Task requirements:
a - In the excerpt about the post-hypoxia treatment model, how long were the TCMK-1 cells cultured in fresh oxygenated medium after hypoxia before being used for experiments?
b - Continue the excerpt about phlorotannin treatment of TCMK-1 kidney cells from its final line onward.

Selected passage:
3.2.2. Post-hypoxia treatment model

TCMK-1 cells were cultured in growth medium for 6 h before hypoxia, growth medium was completely removed, and the cells were washed with PBS. Hypoxia exposure was performed as in 3.2.1. Pre-hypoxia treatment model of material and methods section. After the hypoxia treatment, the hypoxia chamber was dismantled and the hypoxia medium was removed, and the cells were washed with PBS. The cells were cultured with fresh oxygenated medium containing FBS, 1% penicillin/streptomycin, 4 phlorotannins in a mixture of 20% O₂, 5% CO₂, 75% N₂ for 9 h, and then used for experiments. The experimental method and image scheme is shown in Figure S1.

Manuscript: Figure 1 legend, Line 92 (previous)

Figure 1. Inhibitory effects of phlorotannins from E. cava extract on HMGB1 synthesis and secretion in pre-ischemia and post-ischemia models (A, B) To examine the preventive effects of 4 phlorotannins from E. cava extract (DK, PHB, PPB, PFFA), they were added to mouse kidney tubular cells (TCMK-1) before ischemia (pre-ischemia model). (C, D) To examine the therapeutic effects of the 4 phlorotannins, they were added to TCMK-1 after ischemia (post-ischemia model). HMGB1 (A, C) synthesis and (B, D) secretion levels were measured by ELISA in the TCMK-1 lysate and supernatant, respectively. All levels are normalized to those in cells treated with PBS under normoxic control conditions. Same letters represent no significant difference (p ≥ 0.05). DK, dieckol; PHB, 2,7-phloroglucinol-6,6-bieckol, PPB, pyrogallol-phloroglucinol-6,6-bieckol; PFFA, phlorofucofuroeckol A; HMGB1, high mobility group box 1.

Manuscript: Figure 1 & legend, Line 92 (new)

Source material:
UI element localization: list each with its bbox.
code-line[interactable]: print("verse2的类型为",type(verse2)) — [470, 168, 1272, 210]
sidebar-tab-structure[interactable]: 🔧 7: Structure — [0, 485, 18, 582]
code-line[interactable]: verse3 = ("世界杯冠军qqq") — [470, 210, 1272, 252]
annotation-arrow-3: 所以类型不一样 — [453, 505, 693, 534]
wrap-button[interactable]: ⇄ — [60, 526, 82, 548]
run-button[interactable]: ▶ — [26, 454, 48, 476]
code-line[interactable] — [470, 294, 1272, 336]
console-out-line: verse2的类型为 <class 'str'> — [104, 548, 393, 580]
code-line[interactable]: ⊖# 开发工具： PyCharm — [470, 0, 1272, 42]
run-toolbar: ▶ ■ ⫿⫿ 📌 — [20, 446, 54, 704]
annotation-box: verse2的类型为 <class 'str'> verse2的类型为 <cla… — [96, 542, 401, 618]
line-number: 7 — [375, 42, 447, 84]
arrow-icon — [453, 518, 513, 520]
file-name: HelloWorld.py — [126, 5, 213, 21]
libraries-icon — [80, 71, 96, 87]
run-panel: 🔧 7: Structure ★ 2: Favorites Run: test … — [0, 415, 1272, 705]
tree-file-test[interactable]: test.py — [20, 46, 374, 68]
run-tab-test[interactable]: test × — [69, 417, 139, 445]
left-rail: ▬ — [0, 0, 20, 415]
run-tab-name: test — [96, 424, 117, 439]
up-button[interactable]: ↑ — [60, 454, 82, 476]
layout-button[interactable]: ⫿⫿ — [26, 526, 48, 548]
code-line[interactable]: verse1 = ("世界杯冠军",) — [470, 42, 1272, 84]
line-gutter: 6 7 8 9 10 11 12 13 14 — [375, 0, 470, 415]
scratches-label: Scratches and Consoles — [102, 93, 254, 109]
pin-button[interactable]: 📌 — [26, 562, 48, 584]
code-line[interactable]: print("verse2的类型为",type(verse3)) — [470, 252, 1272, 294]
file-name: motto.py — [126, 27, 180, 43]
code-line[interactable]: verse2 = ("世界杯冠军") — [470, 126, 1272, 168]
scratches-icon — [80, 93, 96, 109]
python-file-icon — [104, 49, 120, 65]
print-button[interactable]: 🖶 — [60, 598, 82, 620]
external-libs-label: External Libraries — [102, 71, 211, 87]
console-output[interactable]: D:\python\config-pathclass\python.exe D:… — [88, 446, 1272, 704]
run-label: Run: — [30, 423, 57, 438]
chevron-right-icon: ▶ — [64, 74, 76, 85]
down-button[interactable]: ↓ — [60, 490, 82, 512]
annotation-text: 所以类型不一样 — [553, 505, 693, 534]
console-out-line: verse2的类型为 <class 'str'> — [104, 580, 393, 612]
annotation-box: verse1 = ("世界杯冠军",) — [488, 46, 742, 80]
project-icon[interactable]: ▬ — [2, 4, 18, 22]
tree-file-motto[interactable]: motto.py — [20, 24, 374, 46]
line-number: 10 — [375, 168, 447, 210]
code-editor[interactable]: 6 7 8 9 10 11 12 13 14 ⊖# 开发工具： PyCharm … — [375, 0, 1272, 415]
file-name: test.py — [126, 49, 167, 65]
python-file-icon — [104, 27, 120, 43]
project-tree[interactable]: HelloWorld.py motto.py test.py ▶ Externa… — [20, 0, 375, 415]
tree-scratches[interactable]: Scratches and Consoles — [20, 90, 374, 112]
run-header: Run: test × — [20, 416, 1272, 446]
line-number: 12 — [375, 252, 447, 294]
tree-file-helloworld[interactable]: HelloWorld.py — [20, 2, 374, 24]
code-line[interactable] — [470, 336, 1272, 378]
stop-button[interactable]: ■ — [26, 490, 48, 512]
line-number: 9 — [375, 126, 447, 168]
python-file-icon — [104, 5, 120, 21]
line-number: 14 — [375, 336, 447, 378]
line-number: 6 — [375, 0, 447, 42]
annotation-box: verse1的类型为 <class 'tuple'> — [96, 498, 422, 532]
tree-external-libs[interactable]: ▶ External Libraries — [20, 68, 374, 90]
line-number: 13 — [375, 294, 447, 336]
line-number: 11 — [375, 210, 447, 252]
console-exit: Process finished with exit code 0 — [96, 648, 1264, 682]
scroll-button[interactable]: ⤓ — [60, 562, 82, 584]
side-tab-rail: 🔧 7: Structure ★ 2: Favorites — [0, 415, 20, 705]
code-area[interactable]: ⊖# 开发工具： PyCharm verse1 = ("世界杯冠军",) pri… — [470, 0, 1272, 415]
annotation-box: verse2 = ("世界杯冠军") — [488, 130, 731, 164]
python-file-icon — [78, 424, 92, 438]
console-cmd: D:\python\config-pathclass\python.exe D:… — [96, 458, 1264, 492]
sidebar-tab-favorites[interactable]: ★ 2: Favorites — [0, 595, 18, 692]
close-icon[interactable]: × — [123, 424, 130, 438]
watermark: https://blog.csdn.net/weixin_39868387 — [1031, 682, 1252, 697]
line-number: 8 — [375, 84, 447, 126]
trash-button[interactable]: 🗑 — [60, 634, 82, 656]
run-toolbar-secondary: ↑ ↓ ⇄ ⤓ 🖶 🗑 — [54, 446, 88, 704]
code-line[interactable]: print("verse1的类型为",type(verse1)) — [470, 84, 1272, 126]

Numbered responses:
a - 9 hours.

b -
Figure 1. Inhibitory effects of phlorotannins from E. cava extract on HMGB1 synthesis and secretion in pre-hypoxia and post-hypoxia treatment (A, B) To examine the preventive effects of 4 phlorotannins from E. cava extract (DK, PHB, PPB, PFFA), they were added to mouse kidney tubular cells (TCMK-1) before hypoxia (pre-hypoxia model). (C, D) To examine the therapeutic effects of the 4 phlorotannins, they were added to TCMK-1 after hypoxia (post- hypoxia model). HMGB1 (A, C) synthesis and (B, D) secretion levels were measured by ELISA in the TCMK-1 lysate and supernatant, respectively. All levels are normalized to those in cells treated with PBS under normoxic control conditions. Significance represented as; *, <0.05 versus PBS; $, <0.05 versus Hx/PBS; #, < 0.05 versus Hx/PPB. DK, dieckol; PHB, 2,7-phloroglucinol-6,6-bieckol, PPB, pyrogallol-phloroglucinol-6,6-bieckol; PFFA, phlorofucofuroeckol A; HMGB1, high mobility group box 1.

Manuscript: Figure 2 legend, Line 114 (previous)

Figure 2. Inhibitory effects of phlorotannins from E. cava extract on TLR4 and RAGE expression in pre-ischemia and post-ischemia models Mouse kidney tubular cells (TCMK-1) were treated with 4 phlorotannins (DK, PFFA, PPB, PHB) before ischemia (pre-ischemia model) or after ischemia (post-ischemia model). (A, B) Microscopic fluorescence images showing (A) TLR4 and (B) RAGE protein expression (green) in the pre-ischemia model (upper rows) and post-ischemia model (bottom rows). Nuclei were stained with DAPI (blue). Scale bar = 50 µm. (C-F) Quantification of (C, D) TLR4 and (E, F) RAGE expression using representative images from (A) and (B) in the pre-ischemia model and post-ischemia model. Same letters represent no significant difference (p ≥ 0.05). DK, dieckol; PHB, 2,7-phloroglucinol-6,6-bieckol, PFFA, phlorofucofuroeckol A; PPB, pyrogallol-phloroglucinol-6,6-bieckol; TLR4, Toll-like receptor 4; RAGE, receptor for advanced glycation end-products.

Manuscript: Figure 2 & legend, Line 114 (new)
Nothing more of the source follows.